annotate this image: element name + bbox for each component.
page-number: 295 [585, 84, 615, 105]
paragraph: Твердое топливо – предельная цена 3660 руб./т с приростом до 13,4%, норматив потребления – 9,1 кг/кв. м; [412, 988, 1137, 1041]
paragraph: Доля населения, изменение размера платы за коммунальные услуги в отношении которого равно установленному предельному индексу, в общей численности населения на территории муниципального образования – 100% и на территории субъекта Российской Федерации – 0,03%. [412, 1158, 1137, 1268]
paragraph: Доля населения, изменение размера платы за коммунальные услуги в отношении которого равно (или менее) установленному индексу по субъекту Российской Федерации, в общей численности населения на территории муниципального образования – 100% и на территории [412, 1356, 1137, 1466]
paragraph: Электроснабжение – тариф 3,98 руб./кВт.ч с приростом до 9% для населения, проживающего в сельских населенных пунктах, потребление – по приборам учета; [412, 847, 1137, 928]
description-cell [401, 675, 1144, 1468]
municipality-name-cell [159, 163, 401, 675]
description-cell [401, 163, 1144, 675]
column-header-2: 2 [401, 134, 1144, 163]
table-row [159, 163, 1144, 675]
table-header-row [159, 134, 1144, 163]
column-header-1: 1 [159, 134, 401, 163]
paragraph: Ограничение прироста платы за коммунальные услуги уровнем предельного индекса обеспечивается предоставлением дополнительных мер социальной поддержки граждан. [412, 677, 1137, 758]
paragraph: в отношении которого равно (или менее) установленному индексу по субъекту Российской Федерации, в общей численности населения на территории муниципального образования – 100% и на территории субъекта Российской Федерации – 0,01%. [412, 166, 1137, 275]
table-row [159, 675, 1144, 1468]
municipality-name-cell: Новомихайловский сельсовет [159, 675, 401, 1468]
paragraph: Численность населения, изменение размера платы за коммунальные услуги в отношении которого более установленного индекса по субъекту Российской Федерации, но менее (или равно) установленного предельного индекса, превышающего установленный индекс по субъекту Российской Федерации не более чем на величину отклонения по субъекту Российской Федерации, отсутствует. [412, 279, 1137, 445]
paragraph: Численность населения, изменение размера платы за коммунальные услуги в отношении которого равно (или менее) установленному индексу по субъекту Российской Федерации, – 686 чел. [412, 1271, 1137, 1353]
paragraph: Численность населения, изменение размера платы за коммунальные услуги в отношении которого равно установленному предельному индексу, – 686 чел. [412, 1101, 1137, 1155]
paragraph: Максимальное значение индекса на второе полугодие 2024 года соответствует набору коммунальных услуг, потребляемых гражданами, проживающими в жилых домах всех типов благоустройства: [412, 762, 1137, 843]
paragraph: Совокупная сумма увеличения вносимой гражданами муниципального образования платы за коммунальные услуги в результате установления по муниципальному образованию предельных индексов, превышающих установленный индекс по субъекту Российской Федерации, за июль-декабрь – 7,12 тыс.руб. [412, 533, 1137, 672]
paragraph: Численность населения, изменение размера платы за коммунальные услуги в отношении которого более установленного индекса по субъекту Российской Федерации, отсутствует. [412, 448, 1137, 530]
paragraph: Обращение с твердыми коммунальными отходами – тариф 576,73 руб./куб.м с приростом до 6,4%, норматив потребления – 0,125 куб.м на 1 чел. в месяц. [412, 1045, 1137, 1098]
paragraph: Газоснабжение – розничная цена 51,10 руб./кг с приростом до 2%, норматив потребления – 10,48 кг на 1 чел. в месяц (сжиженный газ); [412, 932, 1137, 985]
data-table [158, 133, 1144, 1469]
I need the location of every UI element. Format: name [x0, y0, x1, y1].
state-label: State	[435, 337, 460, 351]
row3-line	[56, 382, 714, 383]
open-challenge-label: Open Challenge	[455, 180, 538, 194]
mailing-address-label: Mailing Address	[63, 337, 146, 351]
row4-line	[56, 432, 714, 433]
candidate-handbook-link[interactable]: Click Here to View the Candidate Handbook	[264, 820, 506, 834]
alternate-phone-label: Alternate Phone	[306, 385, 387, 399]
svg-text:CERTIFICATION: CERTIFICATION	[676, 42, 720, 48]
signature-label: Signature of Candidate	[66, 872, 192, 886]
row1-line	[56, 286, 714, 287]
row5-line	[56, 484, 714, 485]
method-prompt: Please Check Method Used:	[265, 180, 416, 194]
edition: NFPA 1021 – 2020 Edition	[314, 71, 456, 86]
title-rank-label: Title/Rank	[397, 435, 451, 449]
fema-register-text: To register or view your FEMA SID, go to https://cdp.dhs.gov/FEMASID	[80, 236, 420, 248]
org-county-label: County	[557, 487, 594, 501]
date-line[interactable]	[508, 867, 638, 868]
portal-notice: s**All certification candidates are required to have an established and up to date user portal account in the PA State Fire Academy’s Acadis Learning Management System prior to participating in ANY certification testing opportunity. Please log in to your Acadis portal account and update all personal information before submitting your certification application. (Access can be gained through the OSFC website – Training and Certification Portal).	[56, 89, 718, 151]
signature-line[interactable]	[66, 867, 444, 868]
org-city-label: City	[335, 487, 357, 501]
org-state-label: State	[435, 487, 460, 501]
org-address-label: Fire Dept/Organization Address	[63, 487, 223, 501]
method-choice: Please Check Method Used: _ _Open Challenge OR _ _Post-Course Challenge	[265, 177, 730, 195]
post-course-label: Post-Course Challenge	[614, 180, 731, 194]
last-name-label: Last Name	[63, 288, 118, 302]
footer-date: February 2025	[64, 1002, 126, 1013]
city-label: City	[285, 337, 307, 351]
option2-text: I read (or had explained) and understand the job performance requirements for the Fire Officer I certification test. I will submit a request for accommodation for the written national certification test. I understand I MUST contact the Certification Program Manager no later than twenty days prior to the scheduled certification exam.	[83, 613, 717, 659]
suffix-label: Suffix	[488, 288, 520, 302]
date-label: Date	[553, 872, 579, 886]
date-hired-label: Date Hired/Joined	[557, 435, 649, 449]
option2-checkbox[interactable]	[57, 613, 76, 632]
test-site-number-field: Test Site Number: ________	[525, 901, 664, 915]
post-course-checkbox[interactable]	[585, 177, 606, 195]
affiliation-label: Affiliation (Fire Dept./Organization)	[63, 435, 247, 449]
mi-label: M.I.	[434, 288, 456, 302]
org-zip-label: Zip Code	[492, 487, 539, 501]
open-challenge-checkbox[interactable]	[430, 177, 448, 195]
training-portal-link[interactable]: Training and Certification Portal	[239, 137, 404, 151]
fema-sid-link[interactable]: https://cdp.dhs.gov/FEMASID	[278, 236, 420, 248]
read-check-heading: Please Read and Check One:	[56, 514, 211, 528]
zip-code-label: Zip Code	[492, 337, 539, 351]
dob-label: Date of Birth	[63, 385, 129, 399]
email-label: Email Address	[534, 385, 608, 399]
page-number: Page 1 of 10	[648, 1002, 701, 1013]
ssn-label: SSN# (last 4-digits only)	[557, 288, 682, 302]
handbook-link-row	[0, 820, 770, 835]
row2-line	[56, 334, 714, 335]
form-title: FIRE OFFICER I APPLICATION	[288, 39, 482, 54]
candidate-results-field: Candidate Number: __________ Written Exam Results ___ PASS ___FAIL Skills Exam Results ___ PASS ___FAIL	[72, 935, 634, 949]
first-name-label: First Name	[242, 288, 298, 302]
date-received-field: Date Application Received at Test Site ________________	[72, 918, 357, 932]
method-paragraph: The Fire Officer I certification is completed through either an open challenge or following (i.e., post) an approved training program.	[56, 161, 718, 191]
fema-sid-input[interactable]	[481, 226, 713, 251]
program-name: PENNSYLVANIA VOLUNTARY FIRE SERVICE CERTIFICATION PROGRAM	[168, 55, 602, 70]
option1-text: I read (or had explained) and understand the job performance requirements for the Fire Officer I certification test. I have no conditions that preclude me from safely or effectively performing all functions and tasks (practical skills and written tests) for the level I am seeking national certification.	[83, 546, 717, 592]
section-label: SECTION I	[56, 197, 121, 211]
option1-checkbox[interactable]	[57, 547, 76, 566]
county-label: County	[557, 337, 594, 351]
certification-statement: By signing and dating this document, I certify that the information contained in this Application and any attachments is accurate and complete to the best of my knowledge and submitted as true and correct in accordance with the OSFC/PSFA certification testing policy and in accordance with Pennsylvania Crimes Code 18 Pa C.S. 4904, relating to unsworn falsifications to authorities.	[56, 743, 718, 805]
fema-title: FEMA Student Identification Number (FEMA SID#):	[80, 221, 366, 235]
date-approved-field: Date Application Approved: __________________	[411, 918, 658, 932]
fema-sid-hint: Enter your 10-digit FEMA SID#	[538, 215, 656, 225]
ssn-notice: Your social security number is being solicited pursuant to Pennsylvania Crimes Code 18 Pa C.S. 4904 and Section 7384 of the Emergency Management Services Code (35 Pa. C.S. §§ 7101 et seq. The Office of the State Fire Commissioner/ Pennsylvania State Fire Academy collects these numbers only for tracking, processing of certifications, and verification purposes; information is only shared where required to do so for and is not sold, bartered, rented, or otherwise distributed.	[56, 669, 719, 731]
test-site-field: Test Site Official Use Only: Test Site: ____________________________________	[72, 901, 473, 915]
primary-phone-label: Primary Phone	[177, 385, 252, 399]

▬▬▬

■ Work required
Give the entries from the start through the line containing "paragraph: Твердое топливо" as a numbered list, omitting any blank lines.

■ Task answer
1. annotate this image: element name + bbox for each component.
2. page-number: 295 [585, 84, 615, 105]
3. paragraph: Твердое топливо – предельная цена 3660 руб./т с приростом до 13,4%, норматив потребления – 9,1 кг/кв. м; [412, 988, 1137, 1041]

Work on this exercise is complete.